** Задания **
A. Сколько раз к Ивану Антоновичу допускали профессионального врача, согласно тексту об Иване Антоновиче?
B. Перечислите все действия арестанта, которые тюремщики в тексте об Иване Антоновиче описывают как буйные припадки в июне 1759 года.

** Текст **
● ● ● ● ● ● ●
После убийства Ивана Антоновича Екатерина II писала в своем манифесте, что она приехала на встречу с арестантом, чтобы увидеть принца и, «узнав его душевные свойства, и жизнь ему по природным его качествам и воспитанию определить спокойную». Но ее якобы постигла полная неудача, ибо «с чувствительностью нашею увидели в нем, кроме весьма ему тягостного и другим почти невразумительного косноязычества, лишение разума и смысла человеческого». Он «рассудка не имел доброе отличить от худого, так как и не мог чтением книг жизнь свою пробавлять». Поэтому, сочла государыня, никакой помощи несчастному оказать невозможно, и «не оставалося сему несчастнорождненному, а несчастнейше еще взросшему, иной помощи учинить, как оставить его в том же жилище».
Вывод императрицы о безумии Иванушки делался не по заключениям врачей, а по донесениям охраны и на основании своего впечатления. Известно, что профессиональный врач к Ивану Антоновичу был допущен только один раз, но его заключение о здоровье арестанта осталось неизвестным. Конечно, сомневаясь в компетентности и объективности тюремщиков, Никиты Панина, императрицы Екатерины, мы должны помнить, что двадцатилетнее заключение не могло способствовать развитию личности несчастного узника. Человек не котенок, который даже в полной изоляции вырастет котом. Для личности Ивана жизнь в одиночке под постоянным надзором и то, что врачи называют «педагогической запущенностью», оказались губительны. Он не был ни идиотом, ни сумасшедшим, каким представляет его официальная версия властей, но его жизненный опыт был деформированным и дефектным из-за тех ограничений, которые на него накладывали тюремщики, из-за той жизни в четырех стенах, которую он вел два с половиной десятилетия.
В доказательство безумия Ивана тюремщики писали о его неадекватной, по их мнению, реакции на действия охраны: «В июне {1759 года} припадки приняли буйный характер: больной кричал на караульных, бранился с ними, покушался драться, кривлял рот, замахивался на офицеров». Между тем известно из других источников, что офицеры охраны наказывали арестанта — лишали чая, теплых вещей, наверно, и бивали втихомолку за строптивость и уж наверняка дразнили, как собаку. Об этом есть сообщение Овцына, писавшего в апреле 1760 года: «Арестант здоров и временем беспокоен, а до того его доводят офицеры (Власьев и Чекин. —
Овцын писал 9 июля 1759 года: «Арестант, видимо, в уме, действительно, помешался. В лице перед прежним стал быть хуже и бледнее, а когда я спрошу, здоров ли, то с великим сердцем ответствует, что здоров, а в поступках так, как прежде… доносил от времени беспокойнее. Из нас каждому, заходя, в глаза дует и фыркает и другие многие проказы делает, а во время обеда на всех взмахивает ложкою и руками, кривляет ртом, глаза косит, так что от страху во весь стол усидеть невозможно, и он, увидя, что я робею, более всякие шалости делает».
● ● ● ● ● ● ●
** Исходные данные **
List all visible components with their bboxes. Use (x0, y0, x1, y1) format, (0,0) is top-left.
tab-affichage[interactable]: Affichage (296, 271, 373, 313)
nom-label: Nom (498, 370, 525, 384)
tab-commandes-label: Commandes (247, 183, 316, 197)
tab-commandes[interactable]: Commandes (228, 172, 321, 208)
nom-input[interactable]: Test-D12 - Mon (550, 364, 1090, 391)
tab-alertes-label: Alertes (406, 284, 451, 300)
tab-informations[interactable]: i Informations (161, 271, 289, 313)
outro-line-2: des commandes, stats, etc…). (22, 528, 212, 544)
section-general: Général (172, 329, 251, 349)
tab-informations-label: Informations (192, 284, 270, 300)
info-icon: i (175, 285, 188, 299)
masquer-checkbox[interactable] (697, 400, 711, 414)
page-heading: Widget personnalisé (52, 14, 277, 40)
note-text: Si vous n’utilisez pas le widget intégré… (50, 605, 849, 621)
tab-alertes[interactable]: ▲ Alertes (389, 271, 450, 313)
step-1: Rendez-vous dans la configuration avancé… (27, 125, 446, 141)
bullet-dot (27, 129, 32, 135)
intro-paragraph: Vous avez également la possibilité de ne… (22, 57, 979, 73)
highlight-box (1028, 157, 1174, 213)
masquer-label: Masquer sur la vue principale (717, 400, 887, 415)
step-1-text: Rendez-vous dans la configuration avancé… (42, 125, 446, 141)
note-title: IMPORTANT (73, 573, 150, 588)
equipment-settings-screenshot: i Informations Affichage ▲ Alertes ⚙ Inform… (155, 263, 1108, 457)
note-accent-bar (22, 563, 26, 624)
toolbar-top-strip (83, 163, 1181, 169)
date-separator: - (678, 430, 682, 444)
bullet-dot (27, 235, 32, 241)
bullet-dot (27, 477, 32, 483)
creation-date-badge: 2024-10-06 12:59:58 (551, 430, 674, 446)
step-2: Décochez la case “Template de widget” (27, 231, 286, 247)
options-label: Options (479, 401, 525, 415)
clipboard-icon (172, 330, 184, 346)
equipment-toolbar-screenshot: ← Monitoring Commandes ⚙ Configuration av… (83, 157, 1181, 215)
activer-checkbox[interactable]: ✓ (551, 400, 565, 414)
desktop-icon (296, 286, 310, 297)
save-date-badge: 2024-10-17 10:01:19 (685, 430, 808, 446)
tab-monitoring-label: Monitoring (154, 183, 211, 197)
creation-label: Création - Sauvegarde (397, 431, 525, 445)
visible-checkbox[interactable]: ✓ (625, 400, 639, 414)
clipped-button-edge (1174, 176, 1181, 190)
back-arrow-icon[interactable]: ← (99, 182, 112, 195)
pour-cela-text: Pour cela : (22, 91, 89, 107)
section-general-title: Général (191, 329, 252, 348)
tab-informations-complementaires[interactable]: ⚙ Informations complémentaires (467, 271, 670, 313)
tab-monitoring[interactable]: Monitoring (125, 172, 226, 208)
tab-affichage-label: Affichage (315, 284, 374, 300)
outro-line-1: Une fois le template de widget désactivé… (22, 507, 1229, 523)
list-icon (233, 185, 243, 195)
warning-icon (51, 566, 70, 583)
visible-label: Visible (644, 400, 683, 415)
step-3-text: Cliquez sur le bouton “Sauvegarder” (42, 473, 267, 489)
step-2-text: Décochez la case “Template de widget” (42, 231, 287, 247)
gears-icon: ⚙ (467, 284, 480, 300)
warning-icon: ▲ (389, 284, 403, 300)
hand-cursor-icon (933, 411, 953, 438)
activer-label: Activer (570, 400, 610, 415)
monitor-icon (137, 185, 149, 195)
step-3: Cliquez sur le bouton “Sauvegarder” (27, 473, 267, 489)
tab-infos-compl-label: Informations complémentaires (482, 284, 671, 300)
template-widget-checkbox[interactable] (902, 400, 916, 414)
● ● ● ● ● ● ●
** Ответы по номерам **
A. Профессионального врача допустили к Ивану Антоновичу только один раз.

B. Кричал на караульных, бранился с ними, покушался драться, кривлял рот, замахивался на офицеров.